**Excerpt to read:**
EDIT: Hey Chris, are you the same Chris I saw a few times in one season climbing a The Smokestack a few years ago? If my memory is correct, it's nice to see that you're still frequenting the High Peaks.

One in the same. You are generous to call my junk show on the smokestack "climbing." If I recall correctly, I started up one route got a little spooked, traversed across the face to the other route making a hideous "Z" with the rope.

But yes - I do love visiting pinnacles, particularly mellow pinnacle-bagging in the high peaks. After condor condiment, we revisited some favorites. The N Finger register provided some evidence of consistent high peaks visitation:







mudworm

  • Head Mistress
  • *
  • Posts: 1734
    • http://www.mxi2000.net
Re: Condor Condiment Rebolting
« Reply #34 on: April 08, 2025, 09:53:32 AM »
did you notice though that the oddly angled pine was no longer there? I watched in sadness over some years as it seemed to wither and then die and finally fall off. I removed it from the most recent version of the topo.

(Data entries)

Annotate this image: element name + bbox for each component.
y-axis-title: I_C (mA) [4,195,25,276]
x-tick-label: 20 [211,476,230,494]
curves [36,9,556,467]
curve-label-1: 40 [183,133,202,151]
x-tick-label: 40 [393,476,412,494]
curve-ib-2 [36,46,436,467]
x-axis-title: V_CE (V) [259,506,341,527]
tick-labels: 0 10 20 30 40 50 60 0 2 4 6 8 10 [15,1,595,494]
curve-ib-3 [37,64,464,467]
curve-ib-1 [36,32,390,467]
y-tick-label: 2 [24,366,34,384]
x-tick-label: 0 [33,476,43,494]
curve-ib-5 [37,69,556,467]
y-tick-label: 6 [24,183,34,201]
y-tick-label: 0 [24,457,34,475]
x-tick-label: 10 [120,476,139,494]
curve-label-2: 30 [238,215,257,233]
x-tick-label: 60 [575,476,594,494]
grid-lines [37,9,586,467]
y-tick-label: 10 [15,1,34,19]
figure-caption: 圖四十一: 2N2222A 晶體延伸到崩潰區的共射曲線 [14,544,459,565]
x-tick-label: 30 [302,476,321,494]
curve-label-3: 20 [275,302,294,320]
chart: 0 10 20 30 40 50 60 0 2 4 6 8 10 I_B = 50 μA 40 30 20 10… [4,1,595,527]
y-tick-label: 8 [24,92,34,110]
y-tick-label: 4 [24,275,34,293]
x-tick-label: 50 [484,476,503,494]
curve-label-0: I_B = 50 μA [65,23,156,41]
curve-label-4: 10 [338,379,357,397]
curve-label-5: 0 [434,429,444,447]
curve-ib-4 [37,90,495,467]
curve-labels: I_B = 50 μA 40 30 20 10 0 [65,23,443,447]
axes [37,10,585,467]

**Work required:** Reproduce the part of the climbing forum excerpt starting with "did you notice" and going on through "of the topo.". You won't need the rows for anything here.

**Final answer:**
did you notice though that the oddly angled pine was no longer there? I watched in sadness over some years as it seemed to wither and then die and finally fall off. I removed it from the most recent version of the topo.